## start Records to use

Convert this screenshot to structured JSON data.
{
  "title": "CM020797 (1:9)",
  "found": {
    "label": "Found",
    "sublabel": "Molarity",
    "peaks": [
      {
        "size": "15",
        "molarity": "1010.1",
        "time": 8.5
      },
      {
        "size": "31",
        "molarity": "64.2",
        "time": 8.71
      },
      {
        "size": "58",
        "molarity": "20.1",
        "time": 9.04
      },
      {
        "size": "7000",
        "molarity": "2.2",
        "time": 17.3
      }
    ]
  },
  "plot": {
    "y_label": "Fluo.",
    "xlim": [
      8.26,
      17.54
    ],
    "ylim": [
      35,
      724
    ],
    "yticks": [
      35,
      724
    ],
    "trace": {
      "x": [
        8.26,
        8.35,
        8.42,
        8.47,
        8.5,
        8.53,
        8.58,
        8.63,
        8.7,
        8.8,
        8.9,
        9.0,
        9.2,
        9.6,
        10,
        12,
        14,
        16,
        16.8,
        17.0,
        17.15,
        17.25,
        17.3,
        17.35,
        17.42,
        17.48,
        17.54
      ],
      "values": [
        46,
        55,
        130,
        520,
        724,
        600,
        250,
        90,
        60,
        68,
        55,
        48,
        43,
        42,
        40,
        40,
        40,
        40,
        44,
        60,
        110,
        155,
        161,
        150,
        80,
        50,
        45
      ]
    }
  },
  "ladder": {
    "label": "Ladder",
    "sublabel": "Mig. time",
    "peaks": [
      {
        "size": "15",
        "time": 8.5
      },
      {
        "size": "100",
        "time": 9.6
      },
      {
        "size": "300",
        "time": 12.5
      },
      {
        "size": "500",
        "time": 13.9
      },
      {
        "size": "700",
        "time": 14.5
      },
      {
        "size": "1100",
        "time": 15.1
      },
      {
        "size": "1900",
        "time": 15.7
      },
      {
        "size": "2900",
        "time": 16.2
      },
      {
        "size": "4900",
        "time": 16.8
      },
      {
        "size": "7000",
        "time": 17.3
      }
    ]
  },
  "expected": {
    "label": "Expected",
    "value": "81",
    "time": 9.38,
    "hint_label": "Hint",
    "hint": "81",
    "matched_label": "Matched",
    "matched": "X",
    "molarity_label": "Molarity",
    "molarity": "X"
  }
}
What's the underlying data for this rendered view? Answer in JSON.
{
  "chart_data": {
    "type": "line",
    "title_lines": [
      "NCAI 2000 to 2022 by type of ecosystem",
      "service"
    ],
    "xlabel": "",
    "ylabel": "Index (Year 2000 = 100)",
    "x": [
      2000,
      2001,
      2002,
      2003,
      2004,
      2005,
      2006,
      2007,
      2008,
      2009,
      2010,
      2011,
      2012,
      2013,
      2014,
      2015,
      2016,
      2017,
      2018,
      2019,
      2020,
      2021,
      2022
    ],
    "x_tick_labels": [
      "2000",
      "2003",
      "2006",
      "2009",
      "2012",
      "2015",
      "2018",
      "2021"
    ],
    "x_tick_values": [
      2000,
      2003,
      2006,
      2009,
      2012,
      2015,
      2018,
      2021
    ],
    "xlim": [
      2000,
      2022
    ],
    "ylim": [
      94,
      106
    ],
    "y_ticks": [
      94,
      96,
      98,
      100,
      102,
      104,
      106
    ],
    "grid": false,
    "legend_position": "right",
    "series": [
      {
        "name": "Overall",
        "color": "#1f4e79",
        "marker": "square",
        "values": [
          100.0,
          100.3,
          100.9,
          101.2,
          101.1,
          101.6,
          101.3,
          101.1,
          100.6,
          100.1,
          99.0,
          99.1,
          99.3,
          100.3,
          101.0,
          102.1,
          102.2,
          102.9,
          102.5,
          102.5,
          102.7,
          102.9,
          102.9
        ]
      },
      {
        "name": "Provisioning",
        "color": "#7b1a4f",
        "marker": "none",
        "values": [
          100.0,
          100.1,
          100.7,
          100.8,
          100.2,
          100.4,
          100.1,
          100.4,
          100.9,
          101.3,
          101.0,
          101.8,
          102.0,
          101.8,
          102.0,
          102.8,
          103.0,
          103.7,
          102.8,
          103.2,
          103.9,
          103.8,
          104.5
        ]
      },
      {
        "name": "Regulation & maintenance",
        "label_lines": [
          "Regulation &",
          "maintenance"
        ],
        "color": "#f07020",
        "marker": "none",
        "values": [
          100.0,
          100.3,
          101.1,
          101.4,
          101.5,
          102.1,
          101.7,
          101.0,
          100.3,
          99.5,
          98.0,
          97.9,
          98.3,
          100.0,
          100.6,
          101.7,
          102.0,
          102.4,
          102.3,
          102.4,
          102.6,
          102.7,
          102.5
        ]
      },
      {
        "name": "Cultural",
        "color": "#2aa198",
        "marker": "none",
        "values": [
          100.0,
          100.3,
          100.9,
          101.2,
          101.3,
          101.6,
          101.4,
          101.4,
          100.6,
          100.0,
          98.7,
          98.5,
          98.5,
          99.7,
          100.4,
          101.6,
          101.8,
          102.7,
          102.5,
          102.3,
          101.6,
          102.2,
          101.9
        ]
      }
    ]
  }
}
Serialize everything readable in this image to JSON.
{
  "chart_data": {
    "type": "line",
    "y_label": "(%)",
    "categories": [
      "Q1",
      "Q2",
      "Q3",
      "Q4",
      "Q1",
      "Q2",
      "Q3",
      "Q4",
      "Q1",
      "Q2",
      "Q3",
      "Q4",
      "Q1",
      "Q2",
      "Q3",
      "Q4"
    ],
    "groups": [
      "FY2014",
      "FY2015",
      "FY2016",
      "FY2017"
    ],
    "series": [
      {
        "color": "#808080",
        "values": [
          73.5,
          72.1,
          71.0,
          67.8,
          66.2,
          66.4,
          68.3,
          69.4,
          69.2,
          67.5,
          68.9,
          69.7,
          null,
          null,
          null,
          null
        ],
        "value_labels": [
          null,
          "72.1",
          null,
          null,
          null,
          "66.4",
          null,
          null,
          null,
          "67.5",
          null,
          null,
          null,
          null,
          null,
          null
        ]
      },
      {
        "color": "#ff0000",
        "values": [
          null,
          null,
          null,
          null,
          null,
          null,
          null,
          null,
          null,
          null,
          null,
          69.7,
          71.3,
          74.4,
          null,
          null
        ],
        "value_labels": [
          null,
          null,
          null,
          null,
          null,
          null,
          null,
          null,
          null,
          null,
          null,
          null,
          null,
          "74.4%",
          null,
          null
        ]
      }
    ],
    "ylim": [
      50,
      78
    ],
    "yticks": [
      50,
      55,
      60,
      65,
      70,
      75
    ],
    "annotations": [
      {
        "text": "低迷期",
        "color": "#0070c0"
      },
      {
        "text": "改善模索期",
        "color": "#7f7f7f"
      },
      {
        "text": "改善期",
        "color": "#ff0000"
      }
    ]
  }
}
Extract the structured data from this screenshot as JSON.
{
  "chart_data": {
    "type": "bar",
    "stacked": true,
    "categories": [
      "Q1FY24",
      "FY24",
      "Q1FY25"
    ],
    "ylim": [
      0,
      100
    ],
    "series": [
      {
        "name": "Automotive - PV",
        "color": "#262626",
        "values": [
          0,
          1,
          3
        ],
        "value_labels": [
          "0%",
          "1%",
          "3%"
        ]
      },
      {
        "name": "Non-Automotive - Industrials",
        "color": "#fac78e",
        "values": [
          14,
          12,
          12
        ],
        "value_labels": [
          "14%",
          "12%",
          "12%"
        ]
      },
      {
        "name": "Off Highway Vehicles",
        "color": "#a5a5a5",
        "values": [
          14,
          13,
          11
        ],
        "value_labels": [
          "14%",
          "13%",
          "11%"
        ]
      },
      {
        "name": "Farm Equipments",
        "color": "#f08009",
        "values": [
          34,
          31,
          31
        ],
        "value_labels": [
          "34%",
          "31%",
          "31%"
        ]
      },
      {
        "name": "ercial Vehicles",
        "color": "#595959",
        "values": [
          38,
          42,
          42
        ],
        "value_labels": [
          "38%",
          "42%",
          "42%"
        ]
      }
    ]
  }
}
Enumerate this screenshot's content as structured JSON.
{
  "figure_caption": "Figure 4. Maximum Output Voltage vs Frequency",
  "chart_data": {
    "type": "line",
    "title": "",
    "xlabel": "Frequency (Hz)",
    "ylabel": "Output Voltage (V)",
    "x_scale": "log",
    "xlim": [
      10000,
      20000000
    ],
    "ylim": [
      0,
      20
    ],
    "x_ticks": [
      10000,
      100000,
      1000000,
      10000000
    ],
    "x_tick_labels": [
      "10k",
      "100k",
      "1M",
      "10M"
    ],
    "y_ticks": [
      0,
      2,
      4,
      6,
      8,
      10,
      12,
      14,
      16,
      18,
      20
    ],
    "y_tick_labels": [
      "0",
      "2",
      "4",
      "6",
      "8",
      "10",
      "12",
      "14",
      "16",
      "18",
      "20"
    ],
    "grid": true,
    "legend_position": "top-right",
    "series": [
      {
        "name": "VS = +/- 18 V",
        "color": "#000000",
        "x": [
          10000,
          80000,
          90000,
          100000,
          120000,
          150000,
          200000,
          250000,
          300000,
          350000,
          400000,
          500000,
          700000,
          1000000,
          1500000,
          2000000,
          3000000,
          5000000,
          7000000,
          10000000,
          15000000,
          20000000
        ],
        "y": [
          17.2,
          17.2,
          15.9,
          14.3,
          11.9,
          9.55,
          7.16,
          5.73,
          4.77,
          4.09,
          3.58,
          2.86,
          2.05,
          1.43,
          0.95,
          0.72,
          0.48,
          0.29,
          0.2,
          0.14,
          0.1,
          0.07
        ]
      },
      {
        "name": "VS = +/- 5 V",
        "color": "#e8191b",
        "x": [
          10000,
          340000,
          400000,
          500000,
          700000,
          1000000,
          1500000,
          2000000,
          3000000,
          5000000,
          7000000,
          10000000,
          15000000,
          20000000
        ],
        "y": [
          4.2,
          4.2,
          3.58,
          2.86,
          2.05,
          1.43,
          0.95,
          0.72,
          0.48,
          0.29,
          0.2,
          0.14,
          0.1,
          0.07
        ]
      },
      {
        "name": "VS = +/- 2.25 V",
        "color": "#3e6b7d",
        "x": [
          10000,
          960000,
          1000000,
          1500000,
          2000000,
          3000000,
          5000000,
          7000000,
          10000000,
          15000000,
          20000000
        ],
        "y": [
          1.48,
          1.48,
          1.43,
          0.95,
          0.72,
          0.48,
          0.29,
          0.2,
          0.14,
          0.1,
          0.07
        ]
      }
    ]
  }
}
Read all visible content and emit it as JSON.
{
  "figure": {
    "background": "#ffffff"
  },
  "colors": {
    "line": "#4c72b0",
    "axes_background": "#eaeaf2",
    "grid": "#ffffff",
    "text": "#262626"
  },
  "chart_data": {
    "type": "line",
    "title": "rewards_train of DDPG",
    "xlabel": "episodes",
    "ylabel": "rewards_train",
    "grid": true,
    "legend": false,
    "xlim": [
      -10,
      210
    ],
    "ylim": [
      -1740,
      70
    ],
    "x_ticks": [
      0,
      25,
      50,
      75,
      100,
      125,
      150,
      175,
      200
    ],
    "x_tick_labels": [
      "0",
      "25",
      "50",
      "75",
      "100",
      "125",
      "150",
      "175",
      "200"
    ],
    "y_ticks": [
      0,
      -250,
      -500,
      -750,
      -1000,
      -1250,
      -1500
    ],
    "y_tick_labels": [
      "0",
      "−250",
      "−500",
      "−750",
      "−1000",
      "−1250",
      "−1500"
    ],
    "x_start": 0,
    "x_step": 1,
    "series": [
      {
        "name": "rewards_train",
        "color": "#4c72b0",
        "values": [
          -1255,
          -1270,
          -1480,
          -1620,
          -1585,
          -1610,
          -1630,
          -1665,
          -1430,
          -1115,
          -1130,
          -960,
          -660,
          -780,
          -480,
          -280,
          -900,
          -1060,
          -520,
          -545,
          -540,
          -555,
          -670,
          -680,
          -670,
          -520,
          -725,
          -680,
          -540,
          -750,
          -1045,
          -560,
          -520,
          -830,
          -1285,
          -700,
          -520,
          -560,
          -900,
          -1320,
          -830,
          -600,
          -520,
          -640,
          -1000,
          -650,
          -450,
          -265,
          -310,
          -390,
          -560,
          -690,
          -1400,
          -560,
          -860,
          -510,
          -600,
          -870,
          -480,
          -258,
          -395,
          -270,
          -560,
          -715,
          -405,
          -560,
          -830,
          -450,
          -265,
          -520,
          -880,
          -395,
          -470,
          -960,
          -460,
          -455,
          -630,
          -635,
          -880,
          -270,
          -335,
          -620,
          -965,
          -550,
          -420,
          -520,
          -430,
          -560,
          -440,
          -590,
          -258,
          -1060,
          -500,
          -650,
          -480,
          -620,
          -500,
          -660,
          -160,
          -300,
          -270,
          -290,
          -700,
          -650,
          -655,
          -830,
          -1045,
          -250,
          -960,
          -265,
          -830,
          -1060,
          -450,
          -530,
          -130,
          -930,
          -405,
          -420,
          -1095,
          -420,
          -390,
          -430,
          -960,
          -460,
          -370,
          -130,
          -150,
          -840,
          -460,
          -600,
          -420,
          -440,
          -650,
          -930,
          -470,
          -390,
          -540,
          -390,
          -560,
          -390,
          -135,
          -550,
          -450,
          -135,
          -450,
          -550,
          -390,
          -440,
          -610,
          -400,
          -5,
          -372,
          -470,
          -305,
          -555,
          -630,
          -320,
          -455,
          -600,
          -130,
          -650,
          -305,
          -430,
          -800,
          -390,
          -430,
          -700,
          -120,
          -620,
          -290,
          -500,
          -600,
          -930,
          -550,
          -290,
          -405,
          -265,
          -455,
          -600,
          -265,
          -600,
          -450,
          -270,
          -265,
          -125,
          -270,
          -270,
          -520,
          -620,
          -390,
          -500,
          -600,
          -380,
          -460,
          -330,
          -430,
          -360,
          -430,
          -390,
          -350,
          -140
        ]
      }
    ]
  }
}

## end Records to use

Among the lines above, how many contain the string "xlabel"? State the number alone.

3